[WHAT IS EXPECTED]
Look through the data for the string "Capítulo". Copy every line where it is found.

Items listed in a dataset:
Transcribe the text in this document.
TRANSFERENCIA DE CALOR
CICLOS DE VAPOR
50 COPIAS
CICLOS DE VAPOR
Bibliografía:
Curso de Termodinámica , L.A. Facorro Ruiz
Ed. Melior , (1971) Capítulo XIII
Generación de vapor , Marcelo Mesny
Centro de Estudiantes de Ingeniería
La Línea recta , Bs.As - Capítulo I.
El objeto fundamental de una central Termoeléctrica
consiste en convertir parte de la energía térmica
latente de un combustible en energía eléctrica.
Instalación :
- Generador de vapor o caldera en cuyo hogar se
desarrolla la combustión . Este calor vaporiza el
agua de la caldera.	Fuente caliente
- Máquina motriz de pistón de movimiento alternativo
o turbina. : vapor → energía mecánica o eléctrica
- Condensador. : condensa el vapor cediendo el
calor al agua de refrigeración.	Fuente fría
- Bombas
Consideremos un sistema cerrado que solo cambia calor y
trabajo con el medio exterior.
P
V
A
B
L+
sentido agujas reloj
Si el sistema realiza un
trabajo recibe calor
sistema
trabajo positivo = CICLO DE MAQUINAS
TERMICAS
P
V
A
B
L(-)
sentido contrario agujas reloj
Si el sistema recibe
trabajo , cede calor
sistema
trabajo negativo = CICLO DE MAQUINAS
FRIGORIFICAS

[SOLUTION FOR THIS PROBLEM]
Ed. Melior , (1971) Capítulo XIII
La Línea recta , Bs.As - Capítulo I.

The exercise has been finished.